§ **YOUR TASK**
From the entries that follow, list every line in which the string "this" appears.

[Records from a dataset]
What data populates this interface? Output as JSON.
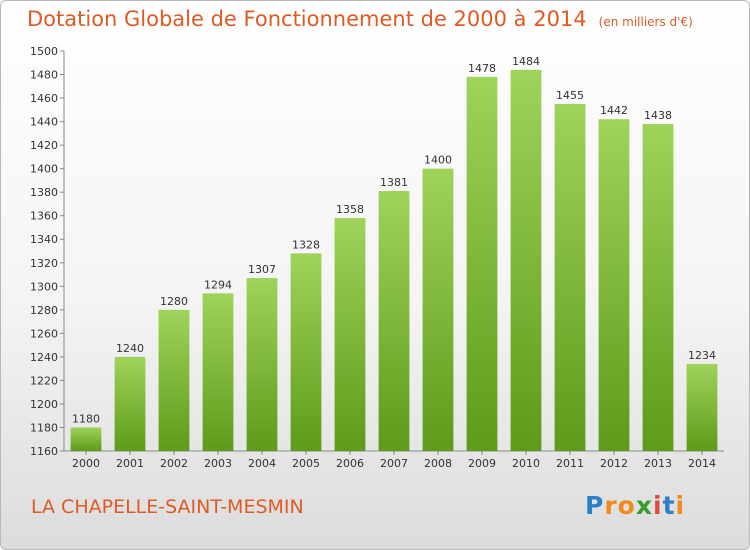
{
  "title": "Dotation Globale de Fonctionnement de 2000 à 2014",
  "unit_note": "(en milliers d'€)",
  "commune": "LA CHAPELLE-SAINT-MESMIN",
  "logo": {
    "text": "Proxiti",
    "letters": [
      "P",
      "r",
      "o",
      "x",
      "i",
      "t",
      "i"
    ]
  },
  "colors": {
    "title": "#e05a23",
    "bar_light": "#9fd35a",
    "bar_dark": "#5e9b1a",
    "logo": [
      "#2a7fc9",
      "#f08a1c",
      "#f08a1c",
      "#3a9a2a",
      "#e04a3a",
      "#2a7fc9",
      "#f08a1c"
    ]
  },
  "chart_data": {
    "type": "bar",
    "title": "Dotation Globale de Fonctionnement de 2000 à 2014",
    "categories": [
      "2000",
      "2001",
      "2002",
      "2003",
      "2004",
      "2005",
      "2006",
      "2007",
      "2008",
      "2009",
      "2010",
      "2011",
      "2012",
      "2013",
      "2014"
    ],
    "values": [
      1180,
      1240,
      1280,
      1294,
      1307,
      1328,
      1358,
      1381,
      1400,
      1478,
      1484,
      1455,
      1442,
      1438,
      1234
    ],
    "data_labels": [
      "1180",
      "1240",
      "1280",
      "1294",
      "1307",
      "1328",
      "1358",
      "1381",
      "1400",
      "1478",
      "1484",
      "1455",
      "1442",
      "1438",
      "1234"
    ],
    "xlabel": "",
    "ylabel": "",
    "ylim": [
      1160,
      1500
    ],
    "yticks": [
      "1160",
      "1180",
      "1200",
      "1220",
      "1240",
      "1260",
      "1280",
      "1300",
      "1320",
      "1340",
      "1360",
      "1380",
      "1400",
      "1420",
      "1440",
      "1460",
      "1480",
      "1500"
    ],
    "grid": false,
    "legend": "none"
  }
}
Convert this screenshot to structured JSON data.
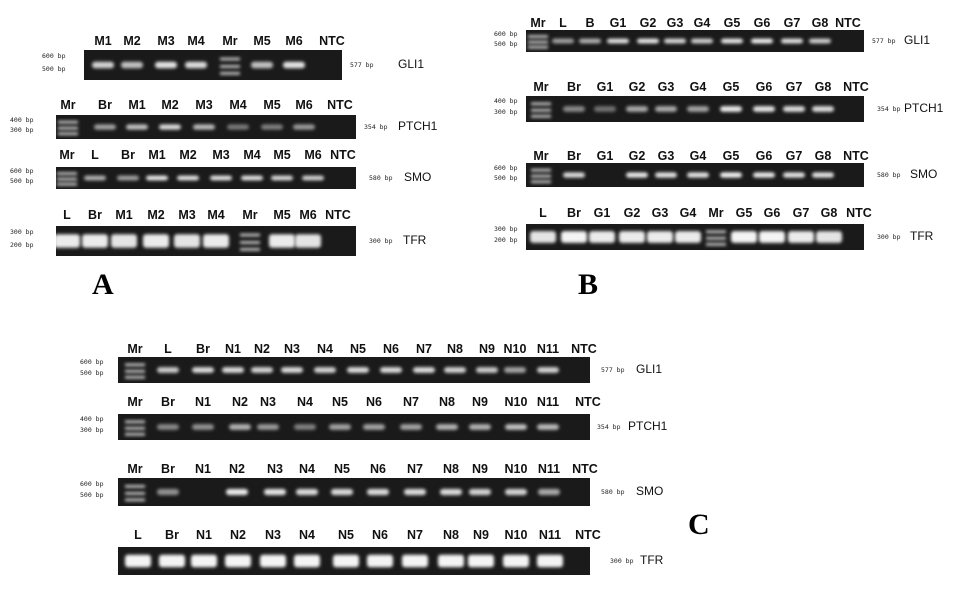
{
  "panels": {
    "A": {
      "letter": "A",
      "gels": [
        {
          "gene": "GLI1",
          "size": "577 bp",
          "markers": [
            "600 bp",
            "500 bp"
          ],
          "lanes": [
            "M1",
            "M2",
            "M3",
            "M4",
            "Mr",
            "M5",
            "M6",
            "NTC"
          ]
        },
        {
          "gene": "PTCH1",
          "size": "354 bp",
          "markers": [
            "400 bp",
            "300 bp"
          ],
          "lanes": [
            "Mr",
            "Br",
            "M1",
            "M2",
            "M3",
            "M4",
            "M5",
            "M6",
            "NTC"
          ]
        },
        {
          "gene": "SMO",
          "size": "580 bp",
          "markers": [
            "600 bp",
            "500 bp"
          ],
          "lanes": [
            "Mr",
            "L",
            "Br",
            "M1",
            "M2",
            "M3",
            "M4",
            "M5",
            "M6",
            "NTC"
          ]
        },
        {
          "gene": "TFR",
          "size": "300 bp",
          "markers": [
            "300 bp",
            "200 bp"
          ],
          "lanes": [
            "L",
            "Br",
            "M1",
            "M2",
            "M3",
            "M4",
            "Mr",
            "M5",
            "M6",
            "NTC"
          ]
        }
      ]
    },
    "B": {
      "letter": "B",
      "gels": [
        {
          "gene": "GLI1",
          "size": "577 bp",
          "markers": [
            "600 bp",
            "500 bp"
          ],
          "lanes": [
            "Mr",
            "L",
            "B",
            "G1",
            "G2",
            "G3",
            "G4",
            "G5",
            "G6",
            "G7",
            "G8",
            "NTC"
          ]
        },
        {
          "gene": "PTCH1",
          "size": "354 bp",
          "markers": [
            "400 bp",
            "300 bp"
          ],
          "lanes": [
            "Mr",
            "Br",
            "G1",
            "G2",
            "G3",
            "G4",
            "G5",
            "G6",
            "G7",
            "G8",
            "NTC"
          ]
        },
        {
          "gene": "SMO",
          "size": "580 bp",
          "markers": [
            "600 bp",
            "500 bp"
          ],
          "lanes": [
            "Mr",
            "Br",
            "G1",
            "G2",
            "G3",
            "G4",
            "G5",
            "G6",
            "G7",
            "G8",
            "NTC"
          ]
        },
        {
          "gene": "TFR",
          "size": "300 bp",
          "markers": [
            "300 bp",
            "200 bp"
          ],
          "lanes": [
            "L",
            "Br",
            "G1",
            "G2",
            "G3",
            "G4",
            "Mr",
            "G5",
            "G6",
            "G7",
            "G8",
            "NTC"
          ]
        }
      ]
    },
    "C": {
      "letter": "C",
      "gels": [
        {
          "gene": "GLI1",
          "size": "577 bp",
          "markers": [
            "600 bp",
            "500 bp"
          ],
          "lanes": [
            "Mr",
            "L",
            "Br",
            "N1",
            "N2",
            "N3",
            "N4",
            "N5",
            "N6",
            "N7",
            "N8",
            "N9",
            "N10",
            "N11",
            "NTC"
          ]
        },
        {
          "gene": "PTCH1",
          "size": "354 bp",
          "markers": [
            "400 bp",
            "300 bp"
          ],
          "lanes": [
            "Mr",
            "Br",
            "N1",
            "N2",
            "N3",
            "N4",
            "N5",
            "N6",
            "N7",
            "N8",
            "N9",
            "N10",
            "N11",
            "NTC"
          ]
        },
        {
          "gene": "SMO",
          "size": "580 bp",
          "markers": [
            "600 bp",
            "500 bp"
          ],
          "lanes": [
            "Mr",
            "Br",
            "N1",
            "N2",
            "N3",
            "N4",
            "N5",
            "N6",
            "N7",
            "N8",
            "N9",
            "N10",
            "N11",
            "NTC"
          ]
        },
        {
          "gene": "TFR",
          "size": "300 bp",
          "markers": [],
          "lanes": [
            "L",
            "Br",
            "N1",
            "N2",
            "N3",
            "N4",
            "N5",
            "N6",
            "N7",
            "N8",
            "N9",
            "N10",
            "N11",
            "NTC"
          ]
        }
      ]
    }
  },
  "colors": {
    "gel_bg": "#1a1a1a",
    "band": "#f4f4f4",
    "ladder": "#bdbdbd"
  }
}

§ **EXPECTED ANSWER**
What data populates this interface? Output as JSON.
Convert this screenshot to structured JSON data.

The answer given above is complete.